Apa yang dimaksud dengan syirik? Syaikh Abdullah bin Ibrahim al-Qar’awi hafizhahullah berkata, “Syirik adalah menyamakan atau mensejajarkan selain Allah dengan Allah dalam hal-hal yang termasuk dalam kekhususan Allah, atau beribadah/berdoa kepada selain Allah disamping beribadah kepada Allah.” (lihat Syarh Tsalatsah al-Ushul oleh Syaikh al-Qar’awi, hal. 20)

Sebagaimana sudah disebutkan oleh penulis al-Qawa’id al-Arba’ bahwa syirik merupakan dosa yang tidak akan diampuni oleh Allah; maksudnya apabila dia mati dalam keadaan tidak bertaubat darinya. Allah ta’ala berfirman (yang artinya), “Sesungguhnya Allah tidak akan mengampuni dosa syirik dan Dia akan mengampuni dosa lain yang berada di bawah tingkatan syirik itu bagi siapa saja yang dikehendaki-Nya.” (an-Nisaa’: 48).

Dari Anas bin Malik radhiyallahu’anhu, Rasulullah shallallahu ‘alaihi wa sallam bersabda: Allah ta’ala berfirman, “Wahai anak Adam! Seandainya kamu datang kepada-Ku dengan membawa dosa hampir sepenuh isi bumi lalu kamu menemui-Ku dalam keadaan tidak mempersekutukan-Ku dengan sesuatu apapun, niscaya Aku pun akan mendatangimu dengan ampunan sebesar itu pula.” (HR. Tirmidzi dan dihasankan olehnya)

Dari Abdullah bin Mas’ud radhiyallahu’anhu, beliau berkata: Rasulullah shallallahu ‘alaihi wa sallam bersabda, “Barangsiapa yang meninggal dalam keadaan mempersekutukan Allah dengan sesuatu apapun, niscaya dia masuk ke dalam neraka.” Dan aku -Ibnu Mas’ud- berkata, “Barangsiapa yang meninggal dalam keadaan tidak mempersekutukan Allah dengan sesuatu apapun, maka dia pasti akan masuk surga.” (HR. Bukhari dan Muslim)

Hal ini menunjukkan kepada kita betapa besarnya bahasa syirik bagi umat manusia. Oleh sebab itu para rasul yang diutus oleh Allah semuanya selalu memperingatkan dan melarang umatnya dari segala bentuk kemusyrikan. Allah berfirman (yang artinya), “Dan sungguh Kami telah mengutus kepada setiap umat seorang rasul yang menyerukan; Sembahlah Allah dan jauhilah thaghut.” (an-Nahl : 36). Di dalam ayat ini Allah memberitakan, bahwasanya Allah telah mengutus kepada setiap umat seorang rasul yang memerintahkan mereka untuk beribadah kepada Allah semata dan melarang mereka dari beribadah kepada selain-Nya (lihat al-Jami’ al-Farid, hal. 11)

* * * * *

**SOAL A**:
Jawab pertanyaan berikut berdasarkan teks tentang syirik.
(i) Ayat Al-Qur'an mana yang dikutip untuk menyatakan bahwa Allah tidak akan mengampuni dosa syirik?
(ii) Siapa yang meriwayatkan hadis dari Anas bin Malik?
(iii) Menurut penjelasan ayat an-Nahl: 36, apa yang diperintahkan dan dilarang rasul kepada umatnya?
**SOAL B**: Teruskan teks tentang syirik, mulai sesudah kalimat terakhirnya.
Bahan di bawah ini terpisah dari teks tentang syirik.

**Data tata letak spasial**:
* * * * *

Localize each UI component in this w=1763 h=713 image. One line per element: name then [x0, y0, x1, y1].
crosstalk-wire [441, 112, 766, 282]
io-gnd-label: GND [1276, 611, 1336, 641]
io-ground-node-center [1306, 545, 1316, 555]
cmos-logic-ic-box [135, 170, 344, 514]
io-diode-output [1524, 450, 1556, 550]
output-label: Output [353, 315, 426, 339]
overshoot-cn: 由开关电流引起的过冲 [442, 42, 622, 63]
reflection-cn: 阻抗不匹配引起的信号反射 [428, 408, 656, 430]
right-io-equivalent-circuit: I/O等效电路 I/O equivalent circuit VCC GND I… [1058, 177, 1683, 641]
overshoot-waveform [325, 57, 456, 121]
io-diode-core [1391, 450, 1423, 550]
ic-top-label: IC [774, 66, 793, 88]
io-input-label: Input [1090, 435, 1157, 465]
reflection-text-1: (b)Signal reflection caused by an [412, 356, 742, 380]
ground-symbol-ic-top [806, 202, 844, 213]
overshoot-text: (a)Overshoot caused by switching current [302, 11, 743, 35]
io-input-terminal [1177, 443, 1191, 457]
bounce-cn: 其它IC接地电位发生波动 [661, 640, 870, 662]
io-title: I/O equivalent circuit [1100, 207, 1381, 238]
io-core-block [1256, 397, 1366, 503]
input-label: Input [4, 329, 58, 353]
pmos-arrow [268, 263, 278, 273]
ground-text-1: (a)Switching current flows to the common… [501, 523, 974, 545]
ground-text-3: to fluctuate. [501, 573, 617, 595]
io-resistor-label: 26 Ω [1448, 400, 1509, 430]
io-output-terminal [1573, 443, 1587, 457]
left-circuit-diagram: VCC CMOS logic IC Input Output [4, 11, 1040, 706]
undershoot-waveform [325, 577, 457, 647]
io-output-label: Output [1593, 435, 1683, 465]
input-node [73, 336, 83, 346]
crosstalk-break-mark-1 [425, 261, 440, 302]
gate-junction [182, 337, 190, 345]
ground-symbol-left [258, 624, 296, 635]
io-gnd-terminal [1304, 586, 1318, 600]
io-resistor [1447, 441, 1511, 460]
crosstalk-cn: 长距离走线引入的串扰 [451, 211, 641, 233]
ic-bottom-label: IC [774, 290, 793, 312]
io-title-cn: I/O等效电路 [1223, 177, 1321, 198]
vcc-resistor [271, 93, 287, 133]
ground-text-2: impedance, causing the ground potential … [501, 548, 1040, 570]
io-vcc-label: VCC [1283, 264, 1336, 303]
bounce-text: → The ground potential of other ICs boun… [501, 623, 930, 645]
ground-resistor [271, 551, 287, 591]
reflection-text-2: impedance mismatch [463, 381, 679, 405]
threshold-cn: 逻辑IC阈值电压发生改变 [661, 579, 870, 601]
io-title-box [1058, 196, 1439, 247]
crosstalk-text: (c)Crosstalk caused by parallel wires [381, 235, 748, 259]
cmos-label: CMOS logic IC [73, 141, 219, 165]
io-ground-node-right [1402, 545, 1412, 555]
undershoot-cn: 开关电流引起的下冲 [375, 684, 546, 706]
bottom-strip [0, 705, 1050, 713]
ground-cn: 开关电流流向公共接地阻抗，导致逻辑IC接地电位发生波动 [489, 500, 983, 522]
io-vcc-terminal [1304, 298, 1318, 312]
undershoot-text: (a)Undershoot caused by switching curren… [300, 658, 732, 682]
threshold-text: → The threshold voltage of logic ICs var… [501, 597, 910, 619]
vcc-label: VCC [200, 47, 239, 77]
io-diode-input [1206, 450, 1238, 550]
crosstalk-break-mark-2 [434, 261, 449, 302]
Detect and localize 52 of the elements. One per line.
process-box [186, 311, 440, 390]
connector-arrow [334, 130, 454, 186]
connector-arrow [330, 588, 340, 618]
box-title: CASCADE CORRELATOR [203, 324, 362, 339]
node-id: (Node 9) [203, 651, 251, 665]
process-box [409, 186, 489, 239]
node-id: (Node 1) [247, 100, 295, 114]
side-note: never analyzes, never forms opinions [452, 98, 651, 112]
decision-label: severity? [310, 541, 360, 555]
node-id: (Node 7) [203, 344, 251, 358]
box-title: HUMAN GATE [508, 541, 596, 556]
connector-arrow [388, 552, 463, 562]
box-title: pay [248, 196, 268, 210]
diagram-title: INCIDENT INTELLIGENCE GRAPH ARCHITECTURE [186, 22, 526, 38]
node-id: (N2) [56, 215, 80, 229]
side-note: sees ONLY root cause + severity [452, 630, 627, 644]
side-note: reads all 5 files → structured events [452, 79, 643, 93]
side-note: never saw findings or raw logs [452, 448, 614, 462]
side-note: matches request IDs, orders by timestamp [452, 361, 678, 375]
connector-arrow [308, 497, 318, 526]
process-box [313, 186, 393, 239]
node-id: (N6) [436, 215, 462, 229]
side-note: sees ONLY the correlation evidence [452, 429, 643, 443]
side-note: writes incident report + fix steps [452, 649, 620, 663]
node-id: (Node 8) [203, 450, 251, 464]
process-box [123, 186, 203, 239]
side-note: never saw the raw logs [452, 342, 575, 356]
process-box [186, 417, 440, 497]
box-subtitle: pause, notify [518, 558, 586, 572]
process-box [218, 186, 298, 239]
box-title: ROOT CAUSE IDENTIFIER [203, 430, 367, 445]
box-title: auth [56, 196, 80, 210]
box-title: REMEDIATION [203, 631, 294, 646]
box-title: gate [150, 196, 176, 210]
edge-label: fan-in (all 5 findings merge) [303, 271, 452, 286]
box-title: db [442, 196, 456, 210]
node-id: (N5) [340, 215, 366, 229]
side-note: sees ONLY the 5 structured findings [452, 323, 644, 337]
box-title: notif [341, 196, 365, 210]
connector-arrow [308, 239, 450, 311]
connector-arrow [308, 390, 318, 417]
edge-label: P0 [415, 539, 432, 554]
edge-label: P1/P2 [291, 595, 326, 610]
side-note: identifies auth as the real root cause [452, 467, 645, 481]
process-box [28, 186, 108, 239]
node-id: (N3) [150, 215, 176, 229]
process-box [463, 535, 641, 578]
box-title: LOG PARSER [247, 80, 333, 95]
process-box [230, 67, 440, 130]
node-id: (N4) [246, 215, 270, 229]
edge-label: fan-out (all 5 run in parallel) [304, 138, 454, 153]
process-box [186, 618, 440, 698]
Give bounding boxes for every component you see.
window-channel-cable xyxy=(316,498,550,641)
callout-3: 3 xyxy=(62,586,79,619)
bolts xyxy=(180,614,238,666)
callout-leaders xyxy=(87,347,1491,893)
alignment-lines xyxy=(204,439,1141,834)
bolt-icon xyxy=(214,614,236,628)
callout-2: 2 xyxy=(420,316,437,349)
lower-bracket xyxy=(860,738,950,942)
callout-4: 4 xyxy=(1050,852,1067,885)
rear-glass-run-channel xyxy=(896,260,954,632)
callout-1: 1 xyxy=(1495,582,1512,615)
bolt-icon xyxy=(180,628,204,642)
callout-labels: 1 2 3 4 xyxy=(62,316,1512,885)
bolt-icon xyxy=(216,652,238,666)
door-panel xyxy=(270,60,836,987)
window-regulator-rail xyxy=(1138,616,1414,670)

* * * * *

**JAWABAN A**:
(i) An-Nisaa': 48.
(ii) Tirmidzi, yang juga menghasankannya.
(iii) Rasul memerintahkan umatnya beribadah kepada Allah semata dan melarang mereka beribadah kepada selain-Nya.

**JAWABAN B**:
Thaghut ialah segala hal yang menyebabkan seorang hamba melampaui batas dalam bentuk sesuatu yang disembah, diikuti, atau ditaati. Demikian intisari keterangan Imam Ibnul Qayyim rahimahullah sebagaimana dinukil dalam ad-Dur an-Nadhidh (hal. 11)

Umar bin Khaththab radhiyallahu’anhu menafsirkan ‘thaghut’ dengan ‘setan’. Jabir bin Abdillah radhiyallahu’anhu menafsirkan ‘thaghut’ dengan ‘para dukun yang setan-setan turun kepada mereka’. Imam Malik rahimahullah menafsirkan ‘thaghut’ dengan ‘segala sesembahan selain Allah’ (lihat dalam Fat-hul Majid Syarh Kitab at-Tauhid, hal. 32)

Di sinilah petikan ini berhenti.